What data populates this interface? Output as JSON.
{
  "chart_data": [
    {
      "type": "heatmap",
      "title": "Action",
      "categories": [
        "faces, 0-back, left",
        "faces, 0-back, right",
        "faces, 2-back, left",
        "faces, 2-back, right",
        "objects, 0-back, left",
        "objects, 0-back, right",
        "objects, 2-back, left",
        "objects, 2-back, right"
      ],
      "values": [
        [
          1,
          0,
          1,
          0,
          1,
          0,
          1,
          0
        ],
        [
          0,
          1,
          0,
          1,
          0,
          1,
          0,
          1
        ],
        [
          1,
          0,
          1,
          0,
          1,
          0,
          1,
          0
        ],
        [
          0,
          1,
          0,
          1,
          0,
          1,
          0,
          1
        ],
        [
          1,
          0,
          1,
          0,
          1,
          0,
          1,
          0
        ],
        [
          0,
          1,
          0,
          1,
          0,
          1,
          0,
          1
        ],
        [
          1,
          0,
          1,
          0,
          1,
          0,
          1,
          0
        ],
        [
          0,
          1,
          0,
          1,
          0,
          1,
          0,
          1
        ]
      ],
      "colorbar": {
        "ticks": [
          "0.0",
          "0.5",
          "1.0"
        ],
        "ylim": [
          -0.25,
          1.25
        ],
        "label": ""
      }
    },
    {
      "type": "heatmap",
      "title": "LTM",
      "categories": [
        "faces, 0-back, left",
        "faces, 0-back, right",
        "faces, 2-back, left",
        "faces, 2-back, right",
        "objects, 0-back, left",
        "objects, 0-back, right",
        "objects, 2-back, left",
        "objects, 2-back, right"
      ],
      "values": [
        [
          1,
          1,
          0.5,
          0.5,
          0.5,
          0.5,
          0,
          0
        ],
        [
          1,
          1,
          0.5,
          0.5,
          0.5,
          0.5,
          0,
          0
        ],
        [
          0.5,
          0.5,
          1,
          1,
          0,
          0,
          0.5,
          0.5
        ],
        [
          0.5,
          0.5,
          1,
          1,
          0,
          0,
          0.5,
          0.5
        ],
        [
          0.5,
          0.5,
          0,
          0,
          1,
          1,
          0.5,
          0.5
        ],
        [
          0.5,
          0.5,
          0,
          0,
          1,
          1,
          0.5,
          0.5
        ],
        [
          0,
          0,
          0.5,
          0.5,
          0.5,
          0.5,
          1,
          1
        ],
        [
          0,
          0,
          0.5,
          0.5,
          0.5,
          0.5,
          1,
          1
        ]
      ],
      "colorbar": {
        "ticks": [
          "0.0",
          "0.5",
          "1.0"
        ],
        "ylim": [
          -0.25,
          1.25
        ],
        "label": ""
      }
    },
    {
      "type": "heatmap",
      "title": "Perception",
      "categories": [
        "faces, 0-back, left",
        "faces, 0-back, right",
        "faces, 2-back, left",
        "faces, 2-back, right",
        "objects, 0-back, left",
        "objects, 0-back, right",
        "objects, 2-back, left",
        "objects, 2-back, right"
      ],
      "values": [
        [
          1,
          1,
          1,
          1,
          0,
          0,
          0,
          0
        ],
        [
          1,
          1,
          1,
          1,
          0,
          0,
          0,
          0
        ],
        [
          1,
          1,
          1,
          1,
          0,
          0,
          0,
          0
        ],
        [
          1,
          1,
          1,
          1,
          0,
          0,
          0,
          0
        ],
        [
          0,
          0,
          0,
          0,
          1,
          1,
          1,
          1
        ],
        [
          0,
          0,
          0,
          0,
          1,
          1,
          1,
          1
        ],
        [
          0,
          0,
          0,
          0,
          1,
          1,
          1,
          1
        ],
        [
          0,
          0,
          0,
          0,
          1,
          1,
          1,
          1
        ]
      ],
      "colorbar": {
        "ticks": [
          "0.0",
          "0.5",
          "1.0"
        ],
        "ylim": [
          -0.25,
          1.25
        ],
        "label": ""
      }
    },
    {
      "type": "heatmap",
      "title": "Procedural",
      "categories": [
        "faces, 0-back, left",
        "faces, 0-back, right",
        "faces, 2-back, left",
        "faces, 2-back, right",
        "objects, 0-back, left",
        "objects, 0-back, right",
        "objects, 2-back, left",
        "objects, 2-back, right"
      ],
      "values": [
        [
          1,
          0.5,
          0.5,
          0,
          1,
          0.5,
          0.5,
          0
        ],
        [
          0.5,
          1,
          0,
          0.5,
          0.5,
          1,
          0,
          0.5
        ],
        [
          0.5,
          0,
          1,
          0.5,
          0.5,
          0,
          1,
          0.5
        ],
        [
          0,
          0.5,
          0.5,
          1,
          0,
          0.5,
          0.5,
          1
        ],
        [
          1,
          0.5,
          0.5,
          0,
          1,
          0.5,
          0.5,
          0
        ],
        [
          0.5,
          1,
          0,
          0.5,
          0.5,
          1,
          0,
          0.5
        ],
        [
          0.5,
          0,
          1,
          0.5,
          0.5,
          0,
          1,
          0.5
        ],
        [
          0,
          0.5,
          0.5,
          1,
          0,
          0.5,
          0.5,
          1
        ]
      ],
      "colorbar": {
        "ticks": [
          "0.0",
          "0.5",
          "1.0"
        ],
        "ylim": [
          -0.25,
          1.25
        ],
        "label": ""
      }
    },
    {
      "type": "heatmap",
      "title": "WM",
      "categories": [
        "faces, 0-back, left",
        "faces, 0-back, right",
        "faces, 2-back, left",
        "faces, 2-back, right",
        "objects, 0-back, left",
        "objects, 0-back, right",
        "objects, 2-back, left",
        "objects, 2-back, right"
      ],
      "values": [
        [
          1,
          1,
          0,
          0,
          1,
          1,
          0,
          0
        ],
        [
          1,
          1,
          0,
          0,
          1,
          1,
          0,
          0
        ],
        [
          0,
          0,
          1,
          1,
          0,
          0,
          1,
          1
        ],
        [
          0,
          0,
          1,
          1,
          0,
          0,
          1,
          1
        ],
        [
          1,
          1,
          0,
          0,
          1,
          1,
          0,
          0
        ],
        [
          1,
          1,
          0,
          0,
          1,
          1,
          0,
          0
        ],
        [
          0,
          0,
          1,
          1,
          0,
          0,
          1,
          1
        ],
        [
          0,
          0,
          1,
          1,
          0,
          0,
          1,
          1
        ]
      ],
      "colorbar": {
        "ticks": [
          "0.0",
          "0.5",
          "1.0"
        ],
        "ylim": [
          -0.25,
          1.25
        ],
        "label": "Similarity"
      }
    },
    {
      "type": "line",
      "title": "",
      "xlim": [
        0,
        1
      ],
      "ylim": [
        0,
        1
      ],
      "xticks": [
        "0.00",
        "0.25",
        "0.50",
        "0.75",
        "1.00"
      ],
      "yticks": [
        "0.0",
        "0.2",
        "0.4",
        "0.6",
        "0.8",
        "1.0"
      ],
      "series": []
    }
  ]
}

- _Goal_
Exactly reproduce all of the entries above.

- _Task answer_
What data populates this interface? Output as JSON.
{
  "chart_data": [
    {
      "type": "heatmap",
      "title": "Action",
      "categories": [
        "faces, 0-back, left",
        "faces, 0-back, right",
        "faces, 2-back, left",
        "faces, 2-back, right",
        "objects, 0-back, left",
        "objects, 0-back, right",
        "objects, 2-back, left",
        "objects, 2-back, right"
      ],
      "values": [
        [
          1,
          0,
          1,
          0,
          1,
          0,
          1,
          0
        ],
        [
          0,
          1,
          0,
          1,
          0,
          1,
          0,
          1
        ],
        [
          1,
          0,
          1,
          0,
          1,
          0,
          1,
          0
        ],
        [
          0,
          1,
          0,
          1,
          0,
          1,
          0,
          1
        ],
        [
          1,
          0,
          1,
          0,
          1,
          0,
          1,
          0
        ],
        [
          0,
          1,
          0,
          1,
          0,
          1,
          0,
          1
        ],
        [
          1,
          0,
          1,
          0,
          1,
          0,
          1,
          0
        ],
        [
          0,
          1,
          0,
          1,
          0,
          1,
          0,
          1
        ]
      ],
      "colorbar": {
        "ticks": [
          "0.0",
          "0.5",
          "1.0"
        ],
        "ylim": [
          -0.25,
          1.25
        ],
        "label": ""
      }
    },
    {
      "type": "heatmap",
      "title": "LTM",
      "categories": [
        "faces, 0-back, left",
        "faces, 0-back, right",
        "faces, 2-back, left",
        "faces, 2-back, right",
        "objects, 0-back, left",
        "objects, 0-back, right",
        "objects, 2-back, left",
        "objects, 2-back, right"
      ],
      "values": [
        [
          1,
          1,
          0.5,
          0.5,
          0.5,
          0.5,
          0,
          0
        ],
        [
          1,
          1,
          0.5,
          0.5,
          0.5,
          0.5,
          0,
          0
        ],
        [
          0.5,
          0.5,
          1,
          1,
          0,
          0,
          0.5,
          0.5
        ],
        [
          0.5,
          0.5,
          1,
          1,
          0,
          0,
          0.5,
          0.5
        ],
        [
          0.5,
          0.5,
          0,
          0,
          1,
          1,
          0.5,
          0.5
        ],
        [
          0.5,
          0.5,
          0,
          0,
          1,
          1,
          0.5,
          0.5
        ],
        [
          0,
          0,
          0.5,
          0.5,
          0.5,
          0.5,
          1,
          1
        ],
        [
          0,
          0,
          0.5,
          0.5,
          0.5,
          0.5,
          1,
          1
        ]
      ],
      "colorbar": {
        "ticks": [
          "0.0",
          "0.5",
          "1.0"
        ],
        "ylim": [
          -0.25,
          1.25
        ],
        "label": ""
      }
    },
    {
      "type": "heatmap",
      "title": "Perception",
      "categories": [
        "faces, 0-back, left",
        "faces, 0-back, right",
        "faces, 2-back, left",
        "faces, 2-back, right",
        "objects, 0-back, left",
        "objects, 0-back, right",
        "objects, 2-back, left",
        "objects, 2-back, right"
      ],
      "values": [
        [
          1,
          1,
          1,
          1,
          0,
          0,
          0,
          0
        ],
        [
          1,
          1,
          1,
          1,
          0,
          0,
          0,
          0
        ],
        [
          1,
          1,
          1,
          1,
          0,
          0,
          0,
          0
        ],
        [
          1,
          1,
          1,
          1,
          0,
          0,
          0,
          0
        ],
        [
          0,
          0,
          0,
          0,
          1,
          1,
          1,
          1
        ],
        [
          0,
          0,
          0,
          0,
          1,
          1,
          1,
          1
        ],
        [
          0,
          0,
          0,
          0,
          1,
          1,
          1,
          1
        ],
        [
          0,
          0,
          0,
          0,
          1,
          1,
          1,
          1
        ]
      ],
      "colorbar": {
        "ticks": [
          "0.0",
          "0.5",
          "1.0"
        ],
        "ylim": [
          -0.25,
          1.25
        ],
        "label": ""
      }
    },
    {
      "type": "heatmap",
      "title": "Procedural",
      "categories": [
        "faces, 0-back, left",
        "faces, 0-back, right",
        "faces, 2-back, left",
        "faces, 2-back, right",
        "objects, 0-back, left",
        "objects, 0-back, right",
        "objects, 2-back, left",
        "objects, 2-back, right"
      ],
      "values": [
        [
          1,
          0.5,
          0.5,
          0,
          1,
          0.5,
          0.5,
          0
        ],
        [
          0.5,
          1,
          0,
          0.5,
          0.5,
          1,
          0,
          0.5
        ],
        [
          0.5,
          0,
          1,
          0.5,
          0.5,
          0,
          1,
          0.5
        ],
        [
          0,
          0.5,
          0.5,
          1,
          0,
          0.5,
          0.5,
          1
        ],
        [
          1,
          0.5,
          0.5,
          0,
          1,
          0.5,
          0.5,
          0
        ],
        [
          0.5,
          1,
          0,
          0.5,
          0.5,
          1,
          0,
          0.5
        ],
        [
          0.5,
          0,
          1,
          0.5,
          0.5,
          0,
          1,
          0.5
        ],
        [
          0,
          0.5,
          0.5,
          1,
          0,
          0.5,
          0.5,
          1
        ]
      ],
      "colorbar": {
        "ticks": [
          "0.0",
          "0.5",
          "1.0"
        ],
        "ylim": [
          -0.25,
          1.25
        ],
        "label": ""
      }
    },
    {
      "type": "heatmap",
      "title": "WM",
      "categories": [
        "faces, 0-back, left",
        "faces, 0-back, right",
        "faces, 2-back, left",
        "faces, 2-back, right",
        "objects, 0-back, left",
        "objects, 0-back, right",
        "objects, 2-back, left",
        "objects, 2-back, right"
      ],
      "values": [
        [
          1,
          1,
          0,
          0,
          1,
          1,
          0,
          0
        ],
        [
          1,
          1,
          0,
          0,
          1,
          1,
          0,
          0
        ],
        [
          0,
          0,
          1,
          1,
          0,
          0,
          1,
          1
        ],
        [
          0,
          0,
          1,
          1,
          0,
          0,
          1,
          1
        ],
        [
          1,
          1,
          0,
          0,
          1,
          1,
          0,
          0
        ],
        [
          1,
          1,
          0,
          0,
          1,
          1,
          0,
          0
        ],
        [
          0,
          0,
          1,
          1,
          0,
          0,
          1,
          1
        ],
        [
          0,
          0,
          1,
          1,
          0,
          0,
          1,
          1
        ]
      ],
      "colorbar": {
        "ticks": [
          "0.0",
          "0.5",
          "1.0"
        ],
        "ylim": [
          -0.25,
          1.25
        ],
        "label": "Similarity"
      }
    },
    {
      "type": "line",
      "title": "",
      "xlim": [
        0,
        1
      ],
      "ylim": [
        0,
        1
      ],
      "xticks": [
        "0.00",
        "0.25",
        "0.50",
        "0.75",
        "1.00"
      ],
      "yticks": [
        "0.0",
        "0.2",
        "0.4",
        "0.6",
        "0.8",
        "1.0"
      ],
      "series": []
    }
  ]
}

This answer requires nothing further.